→ **Ejercicios por resolver**
A: En el fragmento sobre inteligencia artificial y educación, ¿qué organismo sostiene que la inteligencia artificial no debe dirigirnos?
B: Transcribe, por favor, el pasaje del fragmento sobre inteligencia artificial y educación que empieza con "La inteligencia artificial (IA)" y continúa hasta "en la educación.".

→ **Extracto fuente**
┄┄┄┄┄┄

La inteligencia artificial ya forma parte de nuestra vida, pero el futuro que queremos sigue dependiendo de nuestra capacidad de imaginar, educar y decidir con humanidad.

 

Hace solo una década, la inteligencia artificial parecía un tema lejano, reservado a laboratorios o películas futuristas. Hoy habita en nuestros teléfonos, en los diagnósticos médicos, en las clases virtuales y hasta en las decisiones que tomamos sin darnos cuenta. Pero mientras la tecnología aprende a pensar, nosotras y nosotros debemos recordar por qué pensamos. Porque el corazón de la educación sigue siendo humano, y su propósito inmutable: formar personas capaces de imaginar, de cuidar y de construir un futuro que valga la pena habitar.

La inteligencia artificial (IA) ha irrumpido con la fuerza de lo inevitable. Está en nuestras aulas, en nuestros hogares, en los sistemas que rigen la vida moderna. Y sin embargo, ninguna máquina puede replicar el temblor de la curiosidad, la emoción del descubrimiento ni la alegría de enseñar. Las máquinas pueden calcular, pero solo las personas pueden comprender.

Desde Brotes Científicos queremos proponer una mirada más amplia: no temer a la tecnología, sino aprender a convivir con ella desde la ética, la sensibilidad y el pensamiento crítico. La UNESCO lo ha expresado con claridad: la inteligencia artificial no debe dirigirnos; somos nosotras y nosotros quienes debemos decidir el futuro que queremos. Y esa decisión comienza en la educación.

┄┄┄┄┄┄

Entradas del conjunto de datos

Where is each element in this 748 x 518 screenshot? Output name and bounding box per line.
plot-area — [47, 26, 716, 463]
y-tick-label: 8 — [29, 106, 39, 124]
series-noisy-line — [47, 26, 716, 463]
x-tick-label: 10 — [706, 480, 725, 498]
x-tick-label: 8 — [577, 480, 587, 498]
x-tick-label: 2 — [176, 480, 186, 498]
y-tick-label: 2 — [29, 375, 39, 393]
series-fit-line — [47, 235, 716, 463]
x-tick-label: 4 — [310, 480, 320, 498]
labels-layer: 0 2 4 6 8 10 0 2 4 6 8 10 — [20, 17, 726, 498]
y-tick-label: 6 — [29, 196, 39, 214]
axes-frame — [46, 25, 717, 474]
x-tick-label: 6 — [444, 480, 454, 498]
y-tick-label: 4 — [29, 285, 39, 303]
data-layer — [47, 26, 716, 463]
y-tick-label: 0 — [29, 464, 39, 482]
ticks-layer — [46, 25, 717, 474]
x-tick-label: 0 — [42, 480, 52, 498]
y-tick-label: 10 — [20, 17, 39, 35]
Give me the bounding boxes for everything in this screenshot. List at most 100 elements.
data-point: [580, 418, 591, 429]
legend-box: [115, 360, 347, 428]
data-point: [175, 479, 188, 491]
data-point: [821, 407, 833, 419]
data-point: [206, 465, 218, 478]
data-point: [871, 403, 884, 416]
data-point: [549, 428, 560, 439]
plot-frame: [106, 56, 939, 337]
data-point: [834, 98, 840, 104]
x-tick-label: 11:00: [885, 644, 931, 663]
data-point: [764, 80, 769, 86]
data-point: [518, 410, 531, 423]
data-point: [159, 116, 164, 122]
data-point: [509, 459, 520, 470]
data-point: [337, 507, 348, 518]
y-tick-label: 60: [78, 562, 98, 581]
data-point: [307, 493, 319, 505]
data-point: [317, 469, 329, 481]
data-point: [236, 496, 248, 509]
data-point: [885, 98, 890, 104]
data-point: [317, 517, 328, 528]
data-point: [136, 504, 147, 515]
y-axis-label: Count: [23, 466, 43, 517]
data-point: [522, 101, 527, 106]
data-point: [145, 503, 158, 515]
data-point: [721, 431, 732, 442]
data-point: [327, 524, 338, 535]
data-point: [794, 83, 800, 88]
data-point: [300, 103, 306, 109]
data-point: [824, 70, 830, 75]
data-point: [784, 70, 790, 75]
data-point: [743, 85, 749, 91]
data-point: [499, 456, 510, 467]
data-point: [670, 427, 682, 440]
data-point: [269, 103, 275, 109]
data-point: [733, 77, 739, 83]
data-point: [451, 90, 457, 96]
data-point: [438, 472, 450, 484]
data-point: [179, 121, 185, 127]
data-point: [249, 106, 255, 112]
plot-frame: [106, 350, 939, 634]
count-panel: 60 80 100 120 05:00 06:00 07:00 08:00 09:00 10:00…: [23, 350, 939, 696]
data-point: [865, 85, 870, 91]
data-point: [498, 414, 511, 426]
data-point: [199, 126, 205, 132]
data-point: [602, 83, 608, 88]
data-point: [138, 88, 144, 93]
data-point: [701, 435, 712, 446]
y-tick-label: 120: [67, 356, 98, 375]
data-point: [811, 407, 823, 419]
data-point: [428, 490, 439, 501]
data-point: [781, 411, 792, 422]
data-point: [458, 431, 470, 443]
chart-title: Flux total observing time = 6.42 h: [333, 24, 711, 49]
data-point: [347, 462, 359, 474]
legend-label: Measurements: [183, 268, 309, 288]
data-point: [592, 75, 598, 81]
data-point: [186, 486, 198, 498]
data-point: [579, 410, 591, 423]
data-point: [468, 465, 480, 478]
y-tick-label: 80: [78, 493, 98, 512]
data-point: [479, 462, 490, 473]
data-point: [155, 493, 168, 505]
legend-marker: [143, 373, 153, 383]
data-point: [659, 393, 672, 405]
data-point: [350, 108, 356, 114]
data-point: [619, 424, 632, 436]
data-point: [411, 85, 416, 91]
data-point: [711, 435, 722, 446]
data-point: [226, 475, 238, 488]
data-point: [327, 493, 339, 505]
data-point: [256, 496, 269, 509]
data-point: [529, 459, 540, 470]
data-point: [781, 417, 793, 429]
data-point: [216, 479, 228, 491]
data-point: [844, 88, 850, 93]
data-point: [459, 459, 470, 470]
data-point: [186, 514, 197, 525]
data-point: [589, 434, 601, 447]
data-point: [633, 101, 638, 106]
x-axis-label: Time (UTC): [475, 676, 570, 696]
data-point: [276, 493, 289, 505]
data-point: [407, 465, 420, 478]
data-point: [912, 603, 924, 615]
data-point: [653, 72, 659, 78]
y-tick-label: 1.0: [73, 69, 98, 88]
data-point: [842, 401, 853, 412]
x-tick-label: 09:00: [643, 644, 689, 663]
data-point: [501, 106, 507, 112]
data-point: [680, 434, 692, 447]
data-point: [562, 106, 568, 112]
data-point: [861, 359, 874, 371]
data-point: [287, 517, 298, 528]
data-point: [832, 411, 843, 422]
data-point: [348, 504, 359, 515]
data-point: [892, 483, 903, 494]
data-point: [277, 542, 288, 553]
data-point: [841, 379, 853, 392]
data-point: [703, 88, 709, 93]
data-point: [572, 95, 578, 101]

┄┄┄┄┄┄

→ **Respuestas por número**
A: La UNESCO.

B:
La inteligencia artificial (IA) ha irrumpido con la fuerza de lo inevitable. Está en nuestras aulas, en nuestros hogares, en los sistemas que rigen la vida moderna. Y sin embargo, ninguna máquina puede replicar el temblor de la curiosidad, la emoción del descubrimiento ni la alegría de enseñar. Las máquinas pueden calcular, pero solo las personas pueden comprender.

Desde Brotes Científicos queremos proponer una mirada más amplia: no temer a la tecnología, sino aprender a convivir con ella desde la ética, la sensibilidad y el pensamiento crítico. La UNESCO lo ha expresado con claridad: la inteligencia artificial no debe dirigirnos; somos nosotras y nosotros quienes debemos decidir el futuro que queremos. Y esa decisión comienza en la educación.